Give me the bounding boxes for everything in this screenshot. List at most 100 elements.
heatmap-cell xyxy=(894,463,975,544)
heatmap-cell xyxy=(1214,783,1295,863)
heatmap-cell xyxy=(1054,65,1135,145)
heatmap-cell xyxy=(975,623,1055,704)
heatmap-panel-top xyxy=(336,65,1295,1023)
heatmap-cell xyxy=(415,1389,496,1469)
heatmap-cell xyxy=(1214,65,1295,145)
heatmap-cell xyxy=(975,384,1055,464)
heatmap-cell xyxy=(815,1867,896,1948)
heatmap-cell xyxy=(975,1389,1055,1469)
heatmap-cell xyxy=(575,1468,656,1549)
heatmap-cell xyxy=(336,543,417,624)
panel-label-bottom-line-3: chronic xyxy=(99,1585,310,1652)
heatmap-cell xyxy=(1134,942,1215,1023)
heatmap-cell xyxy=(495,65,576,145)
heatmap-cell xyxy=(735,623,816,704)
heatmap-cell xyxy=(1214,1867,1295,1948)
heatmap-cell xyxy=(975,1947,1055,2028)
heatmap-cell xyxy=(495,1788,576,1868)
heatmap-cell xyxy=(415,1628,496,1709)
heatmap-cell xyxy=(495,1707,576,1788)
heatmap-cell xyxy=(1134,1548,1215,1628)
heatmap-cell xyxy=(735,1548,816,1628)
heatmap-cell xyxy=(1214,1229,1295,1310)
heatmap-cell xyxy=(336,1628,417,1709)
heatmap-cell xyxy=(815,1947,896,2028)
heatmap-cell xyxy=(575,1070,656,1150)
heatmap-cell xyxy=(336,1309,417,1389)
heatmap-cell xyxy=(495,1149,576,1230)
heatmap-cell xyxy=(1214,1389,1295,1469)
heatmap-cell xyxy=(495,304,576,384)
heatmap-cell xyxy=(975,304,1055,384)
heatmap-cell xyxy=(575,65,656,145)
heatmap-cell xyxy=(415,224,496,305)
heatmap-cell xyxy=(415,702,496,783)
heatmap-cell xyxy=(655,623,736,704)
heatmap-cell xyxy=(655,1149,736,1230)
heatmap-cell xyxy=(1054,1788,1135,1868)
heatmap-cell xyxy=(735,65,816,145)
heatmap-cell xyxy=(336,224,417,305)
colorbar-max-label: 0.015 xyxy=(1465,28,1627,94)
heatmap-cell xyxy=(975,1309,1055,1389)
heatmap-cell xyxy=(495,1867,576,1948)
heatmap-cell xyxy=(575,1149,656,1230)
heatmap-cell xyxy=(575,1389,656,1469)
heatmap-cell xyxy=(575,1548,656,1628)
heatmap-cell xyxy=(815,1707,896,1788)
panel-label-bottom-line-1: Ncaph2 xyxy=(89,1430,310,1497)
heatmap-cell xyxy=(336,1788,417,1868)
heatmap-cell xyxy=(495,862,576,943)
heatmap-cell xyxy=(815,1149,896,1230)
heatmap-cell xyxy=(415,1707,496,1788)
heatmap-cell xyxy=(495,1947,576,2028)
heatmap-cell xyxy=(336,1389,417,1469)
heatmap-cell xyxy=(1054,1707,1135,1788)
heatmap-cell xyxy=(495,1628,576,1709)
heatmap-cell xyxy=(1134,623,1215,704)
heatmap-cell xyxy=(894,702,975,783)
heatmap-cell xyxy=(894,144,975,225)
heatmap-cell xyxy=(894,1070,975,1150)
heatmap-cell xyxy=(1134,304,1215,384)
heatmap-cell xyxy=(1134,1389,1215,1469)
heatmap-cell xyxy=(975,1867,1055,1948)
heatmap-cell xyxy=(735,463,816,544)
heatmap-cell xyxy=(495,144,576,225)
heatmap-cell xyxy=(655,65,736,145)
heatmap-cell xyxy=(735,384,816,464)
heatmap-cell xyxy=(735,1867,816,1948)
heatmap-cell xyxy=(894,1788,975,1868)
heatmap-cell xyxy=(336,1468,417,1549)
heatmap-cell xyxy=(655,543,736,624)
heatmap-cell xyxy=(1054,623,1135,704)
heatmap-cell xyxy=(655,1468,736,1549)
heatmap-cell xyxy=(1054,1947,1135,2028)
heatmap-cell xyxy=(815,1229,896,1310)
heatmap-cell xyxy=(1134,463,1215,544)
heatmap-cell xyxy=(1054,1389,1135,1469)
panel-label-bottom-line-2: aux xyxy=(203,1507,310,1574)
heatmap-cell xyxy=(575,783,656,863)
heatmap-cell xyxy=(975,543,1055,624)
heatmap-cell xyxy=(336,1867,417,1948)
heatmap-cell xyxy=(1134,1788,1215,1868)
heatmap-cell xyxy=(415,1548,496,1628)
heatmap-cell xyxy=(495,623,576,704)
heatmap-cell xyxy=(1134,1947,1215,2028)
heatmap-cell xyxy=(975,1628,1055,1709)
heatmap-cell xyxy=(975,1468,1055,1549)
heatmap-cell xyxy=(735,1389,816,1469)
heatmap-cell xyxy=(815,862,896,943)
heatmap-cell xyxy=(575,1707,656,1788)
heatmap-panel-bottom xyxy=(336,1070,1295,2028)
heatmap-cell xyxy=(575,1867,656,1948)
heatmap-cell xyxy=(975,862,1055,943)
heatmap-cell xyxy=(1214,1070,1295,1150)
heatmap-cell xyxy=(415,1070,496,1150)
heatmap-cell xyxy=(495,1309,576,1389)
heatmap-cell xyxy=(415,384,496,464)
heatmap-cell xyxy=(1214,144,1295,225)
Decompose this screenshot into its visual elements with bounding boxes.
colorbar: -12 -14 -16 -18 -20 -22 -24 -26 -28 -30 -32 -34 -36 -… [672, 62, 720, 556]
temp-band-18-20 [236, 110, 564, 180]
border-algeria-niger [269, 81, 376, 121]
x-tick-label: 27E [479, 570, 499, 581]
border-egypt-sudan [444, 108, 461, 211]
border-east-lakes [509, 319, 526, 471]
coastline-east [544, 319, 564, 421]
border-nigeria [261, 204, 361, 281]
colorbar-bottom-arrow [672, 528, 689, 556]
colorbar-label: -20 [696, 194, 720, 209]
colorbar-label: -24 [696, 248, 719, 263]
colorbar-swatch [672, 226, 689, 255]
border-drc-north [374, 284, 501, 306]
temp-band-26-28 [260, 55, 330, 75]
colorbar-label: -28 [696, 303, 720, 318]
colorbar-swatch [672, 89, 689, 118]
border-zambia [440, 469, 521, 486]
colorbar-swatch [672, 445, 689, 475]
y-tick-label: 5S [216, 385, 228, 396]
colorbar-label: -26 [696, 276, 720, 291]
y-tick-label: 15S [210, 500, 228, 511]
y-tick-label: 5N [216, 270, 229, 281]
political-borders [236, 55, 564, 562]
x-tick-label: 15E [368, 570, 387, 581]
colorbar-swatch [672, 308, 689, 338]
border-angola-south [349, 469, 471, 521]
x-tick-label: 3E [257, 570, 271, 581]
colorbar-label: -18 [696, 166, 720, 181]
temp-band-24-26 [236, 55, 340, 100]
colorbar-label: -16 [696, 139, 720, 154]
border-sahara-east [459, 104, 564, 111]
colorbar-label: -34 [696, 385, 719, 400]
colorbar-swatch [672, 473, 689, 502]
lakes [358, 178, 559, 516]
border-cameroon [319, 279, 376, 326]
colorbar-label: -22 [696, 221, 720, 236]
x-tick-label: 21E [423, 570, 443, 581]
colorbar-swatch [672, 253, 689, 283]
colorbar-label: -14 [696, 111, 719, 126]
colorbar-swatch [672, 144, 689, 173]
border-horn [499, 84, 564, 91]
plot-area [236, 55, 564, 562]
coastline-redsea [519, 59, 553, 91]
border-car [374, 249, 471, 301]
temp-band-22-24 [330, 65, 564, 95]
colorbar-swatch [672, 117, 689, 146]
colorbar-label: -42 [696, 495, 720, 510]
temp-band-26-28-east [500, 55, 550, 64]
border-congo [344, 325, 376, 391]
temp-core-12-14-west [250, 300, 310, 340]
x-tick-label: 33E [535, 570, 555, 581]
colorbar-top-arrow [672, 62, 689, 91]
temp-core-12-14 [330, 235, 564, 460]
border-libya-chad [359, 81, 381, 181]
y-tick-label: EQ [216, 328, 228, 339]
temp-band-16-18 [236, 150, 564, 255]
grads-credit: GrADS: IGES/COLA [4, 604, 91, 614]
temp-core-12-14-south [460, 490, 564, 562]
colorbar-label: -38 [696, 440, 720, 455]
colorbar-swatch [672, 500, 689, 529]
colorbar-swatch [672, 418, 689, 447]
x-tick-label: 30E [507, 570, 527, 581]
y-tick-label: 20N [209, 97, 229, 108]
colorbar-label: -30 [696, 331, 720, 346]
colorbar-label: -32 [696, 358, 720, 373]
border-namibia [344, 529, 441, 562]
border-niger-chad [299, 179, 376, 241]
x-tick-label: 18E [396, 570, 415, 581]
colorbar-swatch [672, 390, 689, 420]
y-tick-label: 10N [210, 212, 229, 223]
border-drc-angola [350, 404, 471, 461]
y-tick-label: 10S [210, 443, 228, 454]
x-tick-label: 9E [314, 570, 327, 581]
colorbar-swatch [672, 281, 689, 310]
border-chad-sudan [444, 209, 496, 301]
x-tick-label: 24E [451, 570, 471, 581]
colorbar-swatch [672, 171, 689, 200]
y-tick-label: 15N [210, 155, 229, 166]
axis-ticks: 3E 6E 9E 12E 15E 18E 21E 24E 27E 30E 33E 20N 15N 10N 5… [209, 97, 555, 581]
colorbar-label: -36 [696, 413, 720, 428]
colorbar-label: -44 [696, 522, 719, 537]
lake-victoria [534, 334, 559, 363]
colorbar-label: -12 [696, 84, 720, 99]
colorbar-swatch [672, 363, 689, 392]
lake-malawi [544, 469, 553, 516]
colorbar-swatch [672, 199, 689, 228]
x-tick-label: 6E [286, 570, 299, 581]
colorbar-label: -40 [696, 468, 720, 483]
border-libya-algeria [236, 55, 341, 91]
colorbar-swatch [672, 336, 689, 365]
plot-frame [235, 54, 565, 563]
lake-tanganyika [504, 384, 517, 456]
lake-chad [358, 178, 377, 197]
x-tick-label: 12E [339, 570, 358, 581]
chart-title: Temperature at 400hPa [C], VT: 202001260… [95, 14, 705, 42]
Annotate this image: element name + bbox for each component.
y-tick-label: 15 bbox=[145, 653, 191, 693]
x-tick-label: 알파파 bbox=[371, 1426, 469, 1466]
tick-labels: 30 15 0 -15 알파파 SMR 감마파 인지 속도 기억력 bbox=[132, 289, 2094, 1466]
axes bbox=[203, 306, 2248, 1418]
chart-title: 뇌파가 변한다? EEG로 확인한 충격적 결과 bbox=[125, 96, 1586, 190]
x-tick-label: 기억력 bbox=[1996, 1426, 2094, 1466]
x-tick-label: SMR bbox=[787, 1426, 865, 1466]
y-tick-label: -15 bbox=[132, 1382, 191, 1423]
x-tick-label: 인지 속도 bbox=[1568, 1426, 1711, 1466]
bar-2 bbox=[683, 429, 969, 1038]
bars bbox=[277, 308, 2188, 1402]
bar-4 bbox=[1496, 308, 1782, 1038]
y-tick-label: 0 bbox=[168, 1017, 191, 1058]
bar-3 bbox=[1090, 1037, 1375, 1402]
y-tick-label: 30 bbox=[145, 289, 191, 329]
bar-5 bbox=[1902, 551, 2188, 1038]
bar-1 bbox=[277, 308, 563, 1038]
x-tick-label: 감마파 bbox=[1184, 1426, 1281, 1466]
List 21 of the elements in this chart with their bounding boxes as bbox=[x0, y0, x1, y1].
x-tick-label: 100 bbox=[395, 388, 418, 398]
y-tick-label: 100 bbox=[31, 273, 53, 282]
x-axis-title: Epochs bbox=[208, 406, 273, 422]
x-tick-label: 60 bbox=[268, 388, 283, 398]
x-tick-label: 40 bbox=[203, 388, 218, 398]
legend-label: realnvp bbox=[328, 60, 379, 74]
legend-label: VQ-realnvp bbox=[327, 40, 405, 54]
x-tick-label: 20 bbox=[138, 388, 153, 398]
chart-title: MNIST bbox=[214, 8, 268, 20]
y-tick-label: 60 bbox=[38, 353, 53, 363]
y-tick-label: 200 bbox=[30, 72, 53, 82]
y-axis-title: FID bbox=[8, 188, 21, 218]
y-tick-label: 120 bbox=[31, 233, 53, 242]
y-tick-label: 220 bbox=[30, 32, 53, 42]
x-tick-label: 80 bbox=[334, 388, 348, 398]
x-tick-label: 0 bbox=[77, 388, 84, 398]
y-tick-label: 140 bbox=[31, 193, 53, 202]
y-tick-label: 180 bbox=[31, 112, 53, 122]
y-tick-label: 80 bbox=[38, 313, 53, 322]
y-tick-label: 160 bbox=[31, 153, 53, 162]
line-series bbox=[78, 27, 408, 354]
---*---
• _Objective_:
Copy the rows above without any change, starting with the first row and going on through the row containing "heatmap-cell xyxy=(975,1947,1055,2028)".

• _Task output_:
Give me the bounding boxes for everything in this screenshot. List at most 100 elements.
heatmap-cell xyxy=(894,463,975,544)
heatmap-cell xyxy=(1214,783,1295,863)
heatmap-cell xyxy=(1054,65,1135,145)
heatmap-cell xyxy=(975,623,1055,704)
heatmap-panel-top xyxy=(336,65,1295,1023)
heatmap-cell xyxy=(415,1389,496,1469)
heatmap-cell xyxy=(1214,65,1295,145)
heatmap-cell xyxy=(975,384,1055,464)
heatmap-cell xyxy=(815,1867,896,1948)
heatmap-cell xyxy=(975,1389,1055,1469)
heatmap-cell xyxy=(575,1468,656,1549)
heatmap-cell xyxy=(336,543,417,624)
panel-label-bottom-line-3: chronic xyxy=(99,1585,310,1652)
heatmap-cell xyxy=(1134,942,1215,1023)
heatmap-cell xyxy=(495,65,576,145)
heatmap-cell xyxy=(735,623,816,704)
heatmap-cell xyxy=(1214,1867,1295,1948)
heatmap-cell xyxy=(975,1947,1055,2028)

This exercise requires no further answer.